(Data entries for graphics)
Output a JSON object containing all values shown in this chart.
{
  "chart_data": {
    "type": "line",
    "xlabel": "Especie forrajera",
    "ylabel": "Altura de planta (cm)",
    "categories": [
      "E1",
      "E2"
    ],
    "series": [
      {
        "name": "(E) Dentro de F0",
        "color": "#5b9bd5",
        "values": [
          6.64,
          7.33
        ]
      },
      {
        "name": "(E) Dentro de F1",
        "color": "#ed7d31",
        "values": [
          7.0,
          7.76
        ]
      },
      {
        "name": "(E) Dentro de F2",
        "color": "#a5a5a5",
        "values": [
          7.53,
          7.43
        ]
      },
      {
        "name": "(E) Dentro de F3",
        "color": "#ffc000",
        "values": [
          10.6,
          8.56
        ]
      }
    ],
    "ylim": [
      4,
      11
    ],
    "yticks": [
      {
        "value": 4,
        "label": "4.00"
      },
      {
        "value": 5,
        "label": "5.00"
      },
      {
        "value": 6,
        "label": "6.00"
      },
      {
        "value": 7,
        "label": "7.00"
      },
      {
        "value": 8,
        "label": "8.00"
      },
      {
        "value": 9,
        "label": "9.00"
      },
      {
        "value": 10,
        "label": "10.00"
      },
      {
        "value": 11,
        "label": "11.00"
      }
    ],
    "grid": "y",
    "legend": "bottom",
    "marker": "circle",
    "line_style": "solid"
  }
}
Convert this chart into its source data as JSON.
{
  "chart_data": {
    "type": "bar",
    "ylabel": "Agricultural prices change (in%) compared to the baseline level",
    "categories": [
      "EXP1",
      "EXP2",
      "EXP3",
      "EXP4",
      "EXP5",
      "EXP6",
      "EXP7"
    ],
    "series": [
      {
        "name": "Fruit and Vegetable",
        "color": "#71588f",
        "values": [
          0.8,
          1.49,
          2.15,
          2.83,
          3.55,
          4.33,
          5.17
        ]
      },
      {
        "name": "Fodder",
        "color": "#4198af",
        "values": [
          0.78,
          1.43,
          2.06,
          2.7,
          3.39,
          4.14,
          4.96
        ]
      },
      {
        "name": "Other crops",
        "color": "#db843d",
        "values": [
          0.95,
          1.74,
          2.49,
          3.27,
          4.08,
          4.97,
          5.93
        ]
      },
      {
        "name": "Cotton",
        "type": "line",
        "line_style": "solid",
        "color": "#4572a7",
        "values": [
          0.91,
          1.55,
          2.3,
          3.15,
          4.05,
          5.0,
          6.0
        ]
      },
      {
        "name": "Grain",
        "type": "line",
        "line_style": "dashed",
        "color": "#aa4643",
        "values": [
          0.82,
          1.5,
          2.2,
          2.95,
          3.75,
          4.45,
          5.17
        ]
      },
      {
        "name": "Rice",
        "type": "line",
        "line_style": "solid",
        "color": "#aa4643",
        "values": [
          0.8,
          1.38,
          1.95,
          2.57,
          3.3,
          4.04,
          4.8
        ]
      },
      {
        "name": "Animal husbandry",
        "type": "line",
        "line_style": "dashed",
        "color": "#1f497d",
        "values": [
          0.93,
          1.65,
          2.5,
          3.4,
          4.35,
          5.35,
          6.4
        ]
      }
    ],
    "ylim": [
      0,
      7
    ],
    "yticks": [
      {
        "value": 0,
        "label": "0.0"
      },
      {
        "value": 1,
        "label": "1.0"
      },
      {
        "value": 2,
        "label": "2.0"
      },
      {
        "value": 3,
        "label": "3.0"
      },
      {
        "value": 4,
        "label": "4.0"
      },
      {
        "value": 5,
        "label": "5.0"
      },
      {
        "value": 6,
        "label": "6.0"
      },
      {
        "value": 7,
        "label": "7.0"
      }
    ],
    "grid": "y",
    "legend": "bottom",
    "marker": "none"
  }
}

● EXERCISE TASK: Please copy out each record, character for character.

● EXPECTED OUTPUT:
Output a JSON object containing all values shown in this chart.
{
  "chart_data": {
    "type": "line",
    "xlabel": "Especie forrajera",
    "ylabel": "Altura de planta (cm)",
    "categories": [
      "E1",
      "E2"
    ],
    "series": [
      {
        "name": "(E) Dentro de F0",
        "color": "#5b9bd5",
        "values": [
          6.64,
          7.33
        ]
      },
      {
        "name": "(E) Dentro de F1",
        "color": "#ed7d31",
        "values": [
          7.0,
          7.76
        ]
      },
      {
        "name": "(E) Dentro de F2",
        "color": "#a5a5a5",
        "values": [
          7.53,
          7.43
        ]
      },
      {
        "name": "(E) Dentro de F3",
        "color": "#ffc000",
        "values": [
          10.6,
          8.56
        ]
      }
    ],
    "ylim": [
      4,
      11
    ],
    "yticks": [
      {
        "value": 4,
        "label": "4.00"
      },
      {
        "value": 5,
        "label": "5.00"
      },
      {
        "value": 6,
        "label": "6.00"
      },
      {
        "value": 7,
        "label": "7.00"
      },
      {
        "value": 8,
        "label": "8.00"
      },
      {
        "value": 9,
        "label": "9.00"
      },
      {
        "value": 10,
        "label": "10.00"
      },
      {
        "value": 11,
        "label": "11.00"
      }
    ],
    "grid": "y",
    "legend": "bottom",
    "marker": "circle",
    "line_style": "solid"
  }
}
Convert this chart into its source data as JSON.
{
  "chart_data": {
    "type": "bar",
    "ylabel": "Agricultural prices change (in%) compared to the baseline level",
    "categories": [
      "EXP1",
      "EXP2",
      "EXP3",
      "EXP4",
      "EXP5",
      "EXP6",
      "EXP7"
    ],
    "series": [
      {
        "name": "Fruit and Vegetable",
        "color": "#71588f",
        "values": [
          0.8,
          1.49,
          2.15,
          2.83,
          3.55,
          4.33,
          5.17
        ]
      },
      {
        "name": "Fodder",
        "color": "#4198af",
        "values": [
          0.78,
          1.43,
          2.06,
          2.7,
          3.39,
          4.14,
          4.96
        ]
      },
      {
        "name": "Other crops",
        "color": "#db843d",
        "values": [
          0.95,
          1.74,
          2.49,
          3.27,
          4.08,
          4.97,
          5.93
        ]
      },
      {
        "name": "Cotton",
        "type": "line",
        "line_style": "solid",
        "color": "#4572a7",
        "values": [
          0.91,
          1.55,
          2.3,
          3.15,
          4.05,
          5.0,
          6.0
        ]
      },
      {
        "name": "Grain",
        "type": "line",
        "line_style": "dashed",
        "color": "#aa4643",
        "values": [
          0.82,
          1.5,
          2.2,
          2.95,
          3.75,
          4.45,
          5.17
        ]
      },
      {
        "name": "Rice",
        "type": "line",
        "line_style": "solid",
        "color": "#aa4643",
        "values": [
          0.8,
          1.38,
          1.95,
          2.57,
          3.3,
          4.04,
          4.8
        ]
      },
      {
        "name": "Animal husbandry",
        "type": "line",
        "line_style": "dashed",
        "color": "#1f497d",
        "values": [
          0.93,
          1.65,
          2.5,
          3.4,
          4.35,
          5.35,
          6.4
        ]
      }
    ],
    "ylim": [
      0,
      7
    ],
    "yticks": [
      {
        "value": 0,
        "label": "0.0"
      },
      {
        "value": 1,
        "label": "1.0"
      },
      {
        "value": 2,
        "label": "2.0"
      },
      {
        "value": 3,
        "label": "3.0"
      },
      {
        "value": 4,
        "label": "4.0"
      },
      {
        "value": 5,
        "label": "5.0"
      },
      {
        "value": 6,
        "label": "6.0"
      },
      {
        "value": 7,
        "label": "7.0"
      }
    ],
    "grid": "y",
    "legend": "bottom",
    "marker": "none"
  }
}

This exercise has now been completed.